All of the data below must be repeated exactly.

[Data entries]
________________________________________

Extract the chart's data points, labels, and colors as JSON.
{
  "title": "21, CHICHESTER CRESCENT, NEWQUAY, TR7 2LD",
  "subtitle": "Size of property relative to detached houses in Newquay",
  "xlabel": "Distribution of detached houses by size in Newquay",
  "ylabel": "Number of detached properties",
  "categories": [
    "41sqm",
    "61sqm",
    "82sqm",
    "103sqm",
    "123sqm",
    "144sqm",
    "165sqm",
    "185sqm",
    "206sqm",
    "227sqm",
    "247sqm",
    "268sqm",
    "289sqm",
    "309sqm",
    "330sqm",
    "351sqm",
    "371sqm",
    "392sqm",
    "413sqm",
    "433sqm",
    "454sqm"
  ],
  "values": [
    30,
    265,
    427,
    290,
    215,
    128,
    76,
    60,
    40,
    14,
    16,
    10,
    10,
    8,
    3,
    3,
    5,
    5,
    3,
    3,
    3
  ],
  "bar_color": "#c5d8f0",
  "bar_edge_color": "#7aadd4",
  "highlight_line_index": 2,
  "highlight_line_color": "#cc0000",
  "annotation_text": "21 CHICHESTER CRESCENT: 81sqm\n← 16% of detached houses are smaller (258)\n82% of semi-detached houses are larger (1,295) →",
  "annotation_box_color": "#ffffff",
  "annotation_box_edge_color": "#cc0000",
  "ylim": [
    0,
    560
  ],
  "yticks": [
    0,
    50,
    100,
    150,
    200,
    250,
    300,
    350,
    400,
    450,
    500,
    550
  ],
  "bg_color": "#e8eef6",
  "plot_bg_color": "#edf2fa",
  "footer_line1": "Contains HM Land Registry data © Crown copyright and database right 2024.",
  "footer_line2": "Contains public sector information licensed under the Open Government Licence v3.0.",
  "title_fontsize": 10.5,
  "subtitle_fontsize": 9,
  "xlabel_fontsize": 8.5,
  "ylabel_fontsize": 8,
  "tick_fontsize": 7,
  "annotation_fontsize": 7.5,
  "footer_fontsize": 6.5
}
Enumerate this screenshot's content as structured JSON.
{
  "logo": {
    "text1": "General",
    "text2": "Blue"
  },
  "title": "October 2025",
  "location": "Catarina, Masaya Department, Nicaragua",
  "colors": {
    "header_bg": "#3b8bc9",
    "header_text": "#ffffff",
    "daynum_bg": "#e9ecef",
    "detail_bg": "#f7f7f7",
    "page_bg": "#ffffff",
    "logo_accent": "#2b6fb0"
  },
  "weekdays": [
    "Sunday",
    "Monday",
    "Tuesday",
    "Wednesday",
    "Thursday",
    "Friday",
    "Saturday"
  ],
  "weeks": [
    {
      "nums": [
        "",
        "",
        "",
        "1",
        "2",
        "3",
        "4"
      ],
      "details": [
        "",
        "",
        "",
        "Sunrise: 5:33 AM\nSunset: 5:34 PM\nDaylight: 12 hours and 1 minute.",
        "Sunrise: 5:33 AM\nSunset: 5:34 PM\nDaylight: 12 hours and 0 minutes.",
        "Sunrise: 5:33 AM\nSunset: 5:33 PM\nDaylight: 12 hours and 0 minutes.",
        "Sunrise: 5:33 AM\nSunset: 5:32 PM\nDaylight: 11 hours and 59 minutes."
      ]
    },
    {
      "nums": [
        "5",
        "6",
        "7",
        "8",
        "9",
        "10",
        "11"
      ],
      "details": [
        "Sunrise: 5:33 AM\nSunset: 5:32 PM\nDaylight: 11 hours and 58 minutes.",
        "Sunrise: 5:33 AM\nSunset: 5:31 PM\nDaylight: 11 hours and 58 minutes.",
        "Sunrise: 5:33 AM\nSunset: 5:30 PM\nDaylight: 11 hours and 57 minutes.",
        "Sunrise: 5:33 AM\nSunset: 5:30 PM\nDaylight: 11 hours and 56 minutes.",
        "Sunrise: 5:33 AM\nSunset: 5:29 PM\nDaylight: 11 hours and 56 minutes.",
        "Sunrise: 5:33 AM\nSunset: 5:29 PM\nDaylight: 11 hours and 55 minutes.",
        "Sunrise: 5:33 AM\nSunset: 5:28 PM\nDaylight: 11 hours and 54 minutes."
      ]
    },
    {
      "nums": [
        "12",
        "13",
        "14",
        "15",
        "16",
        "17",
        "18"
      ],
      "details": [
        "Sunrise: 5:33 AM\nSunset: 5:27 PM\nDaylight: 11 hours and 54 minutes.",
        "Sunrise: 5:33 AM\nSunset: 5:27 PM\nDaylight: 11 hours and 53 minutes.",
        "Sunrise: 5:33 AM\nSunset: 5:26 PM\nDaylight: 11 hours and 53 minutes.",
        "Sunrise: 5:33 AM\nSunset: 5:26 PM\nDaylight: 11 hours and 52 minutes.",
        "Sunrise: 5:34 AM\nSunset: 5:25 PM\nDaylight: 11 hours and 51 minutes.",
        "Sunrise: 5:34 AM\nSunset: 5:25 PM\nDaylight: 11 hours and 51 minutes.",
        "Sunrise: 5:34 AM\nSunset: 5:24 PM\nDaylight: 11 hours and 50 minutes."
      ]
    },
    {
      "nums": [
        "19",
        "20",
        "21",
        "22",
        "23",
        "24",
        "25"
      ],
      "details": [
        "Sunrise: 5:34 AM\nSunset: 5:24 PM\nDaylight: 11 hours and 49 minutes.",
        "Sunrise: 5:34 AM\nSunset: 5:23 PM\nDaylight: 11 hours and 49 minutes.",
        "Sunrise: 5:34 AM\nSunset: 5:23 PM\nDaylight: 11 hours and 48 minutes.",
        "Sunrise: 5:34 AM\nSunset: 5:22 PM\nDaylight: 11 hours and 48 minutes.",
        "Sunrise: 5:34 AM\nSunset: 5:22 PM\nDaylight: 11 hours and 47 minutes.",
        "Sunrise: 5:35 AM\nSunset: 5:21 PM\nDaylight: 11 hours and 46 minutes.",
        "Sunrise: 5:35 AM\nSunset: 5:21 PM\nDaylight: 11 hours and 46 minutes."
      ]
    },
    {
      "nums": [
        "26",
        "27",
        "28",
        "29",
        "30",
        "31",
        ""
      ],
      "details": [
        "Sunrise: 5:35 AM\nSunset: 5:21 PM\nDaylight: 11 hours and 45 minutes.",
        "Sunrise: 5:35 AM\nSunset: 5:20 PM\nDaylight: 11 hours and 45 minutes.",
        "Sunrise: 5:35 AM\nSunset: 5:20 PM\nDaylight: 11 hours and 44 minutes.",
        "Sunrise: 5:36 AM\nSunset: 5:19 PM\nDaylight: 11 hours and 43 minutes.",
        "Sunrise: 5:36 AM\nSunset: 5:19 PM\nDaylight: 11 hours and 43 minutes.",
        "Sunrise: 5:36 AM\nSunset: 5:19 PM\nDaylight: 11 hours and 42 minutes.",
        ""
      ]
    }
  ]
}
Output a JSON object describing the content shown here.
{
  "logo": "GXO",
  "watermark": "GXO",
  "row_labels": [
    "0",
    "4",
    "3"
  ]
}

________________________________________

**EXERCISE OUTPUT**
Extract the chart's data points, labels, and colors as JSON.
{
  "title": "21, CHICHESTER CRESCENT, NEWQUAY, TR7 2LD",
  "subtitle": "Size of property relative to detached houses in Newquay",
  "xlabel": "Distribution of detached houses by size in Newquay",
  "ylabel": "Number of detached properties",
  "categories": [
    "41sqm",
    "61sqm",
    "82sqm",
    "103sqm",
    "123sqm",
    "144sqm",
    "165sqm",
    "185sqm",
    "206sqm",
    "227sqm",
    "247sqm",
    "268sqm",
    "289sqm",
    "309sqm",
    "330sqm",
    "351sqm",
    "371sqm",
    "392sqm",
    "413sqm",
    "433sqm",
    "454sqm"
  ],
  "values": [
    30,
    265,
    427,
    290,
    215,
    128,
    76,
    60,
    40,
    14,
    16,
    10,
    10,
    8,
    3,
    3,
    5,
    5,
    3,
    3,
    3
  ],
  "bar_color": "#c5d8f0",
  "bar_edge_color": "#7aadd4",
  "highlight_line_index": 2,
  "highlight_line_color": "#cc0000",
  "annotation_text": "21 CHICHESTER CRESCENT: 81sqm\n← 16% of detached houses are smaller (258)\n82% of semi-detached houses are larger (1,295) →",
  "annotation_box_color": "#ffffff",
  "annotation_box_edge_color": "#cc0000",
  "ylim": [
    0,
    560
  ],
  "yticks": [
    0,
    50,
    100,
    150,
    200,
    250,
    300,
    350,
    400,
    450,
    500,
    550
  ],
  "bg_color": "#e8eef6",
  "plot_bg_color": "#edf2fa",
  "footer_line1": "Contains HM Land Registry data © Crown copyright and database right 2024.",
  "footer_line2": "Contains public sector information licensed under the Open Government Licence v3.0.",
  "title_fontsize": 10.5,
  "subtitle_fontsize": 9,
  "xlabel_fontsize": 8.5,
  "ylabel_fontsize": 8,
  "tick_fontsize": 7,
  "annotation_fontsize": 7.5,
  "footer_fontsize": 6.5
}
Enumerate this screenshot's content as structured JSON.
{
  "logo": {
    "text1": "General",
    "text2": "Blue"
  },
  "title": "October 2025",
  "location": "Catarina, Masaya Department, Nicaragua",
  "colors": {
    "header_bg": "#3b8bc9",
    "header_text": "#ffffff",
    "daynum_bg": "#e9ecef",
    "detail_bg": "#f7f7f7",
    "page_bg": "#ffffff",
    "logo_accent": "#2b6fb0"
  },
  "weekdays": [
    "Sunday",
    "Monday",
    "Tuesday",
    "Wednesday",
    "Thursday",
    "Friday",
    "Saturday"
  ],
  "weeks": [
    {
      "nums": [
        "",
        "",
        "",
        "1",
        "2",
        "3",
        "4"
      ],
      "details": [
        "",
        "",
        "",
        "Sunrise: 5:33 AM\nSunset: 5:34 PM\nDaylight: 12 hours and 1 minute.",
        "Sunrise: 5:33 AM\nSunset: 5:34 PM\nDaylight: 12 hours and 0 minutes.",
        "Sunrise: 5:33 AM\nSunset: 5:33 PM\nDaylight: 12 hours and 0 minutes.",
        "Sunrise: 5:33 AM\nSunset: 5:32 PM\nDaylight: 11 hours and 59 minutes."
      ]
    },
    {
      "nums": [
        "5",
        "6",
        "7",
        "8",
        "9",
        "10",
        "11"
      ],
      "details": [
        "Sunrise: 5:33 AM\nSunset: 5:32 PM\nDaylight: 11 hours and 58 minutes.",
        "Sunrise: 5:33 AM\nSunset: 5:31 PM\nDaylight: 11 hours and 58 minutes.",
        "Sunrise: 5:33 AM\nSunset: 5:30 PM\nDaylight: 11 hours and 57 minutes.",
        "Sunrise: 5:33 AM\nSunset: 5:30 PM\nDaylight: 11 hours and 56 minutes.",
        "Sunrise: 5:33 AM\nSunset: 5:29 PM\nDaylight: 11 hours and 56 minutes.",
        "Sunrise: 5:33 AM\nSunset: 5:29 PM\nDaylight: 11 hours and 55 minutes.",
        "Sunrise: 5:33 AM\nSunset: 5:28 PM\nDaylight: 11 hours and 54 minutes."
      ]
    },
    {
      "nums": [
        "12",
        "13",
        "14",
        "15",
        "16",
        "17",
        "18"
      ],
      "details": [
        "Sunrise: 5:33 AM\nSunset: 5:27 PM\nDaylight: 11 hours and 54 minutes.",
        "Sunrise: 5:33 AM\nSunset: 5:27 PM\nDaylight: 11 hours and 53 minutes.",
        "Sunrise: 5:33 AM\nSunset: 5:26 PM\nDaylight: 11 hours and 53 minutes.",
        "Sunrise: 5:33 AM\nSunset: 5:26 PM\nDaylight: 11 hours and 52 minutes.",
        "Sunrise: 5:34 AM\nSunset: 5:25 PM\nDaylight: 11 hours and 51 minutes.",
        "Sunrise: 5:34 AM\nSunset: 5:25 PM\nDaylight: 11 hours and 51 minutes.",
        "Sunrise: 5:34 AM\nSunset: 5:24 PM\nDaylight: 11 hours and 50 minutes."
      ]
    },
    {
      "nums": [
        "19",
        "20",
        "21",
        "22",
        "23",
        "24",
        "25"
      ],
      "details": [
        "Sunrise: 5:34 AM\nSunset: 5:24 PM\nDaylight: 11 hours and 49 minutes.",
        "Sunrise: 5:34 AM\nSunset: 5:23 PM\nDaylight: 11 hours and 49 minutes.",
        "Sunrise: 5:34 AM\nSunset: 5:23 PM\nDaylight: 11 hours and 48 minutes.",
        "Sunrise: 5:34 AM\nSunset: 5:22 PM\nDaylight: 11 hours and 48 minutes.",
        "Sunrise: 5:34 AM\nSunset: 5:22 PM\nDaylight: 11 hours and 47 minutes.",
        "Sunrise: 5:35 AM\nSunset: 5:21 PM\nDaylight: 11 hours and 46 minutes.",
        "Sunrise: 5:35 AM\nSunset: 5:21 PM\nDaylight: 11 hours and 46 minutes."
      ]
    },
    {
      "nums": [
        "26",
        "27",
        "28",
        "29",
        "30",
        "31",
        ""
      ],
      "details": [
        "Sunrise: 5:35 AM\nSunset: 5:21 PM\nDaylight: 11 hours and 45 minutes.",
        "Sunrise: 5:35 AM\nSunset: 5:20 PM\nDaylight: 11 hours and 45 minutes.",
        "Sunrise: 5:35 AM\nSunset: 5:20 PM\nDaylight: 11 hours and 44 minutes.",
        "Sunrise: 5:36 AM\nSunset: 5:19 PM\nDaylight: 11 hours and 43 minutes.",
        "Sunrise: 5:36 AM\nSunset: 5:19 PM\nDaylight: 11 hours and 43 minutes.",
        "Sunrise: 5:36 AM\nSunset: 5:19 PM\nDaylight: 11 hours and 42 minutes.",
        ""
      ]
    }
  ]
}
Output a JSON object describing the content shown here.
{
  "logo": "GXO",
  "watermark": "GXO",
  "row_labels": [
    "0",
    "4",
    "3"
  ]
}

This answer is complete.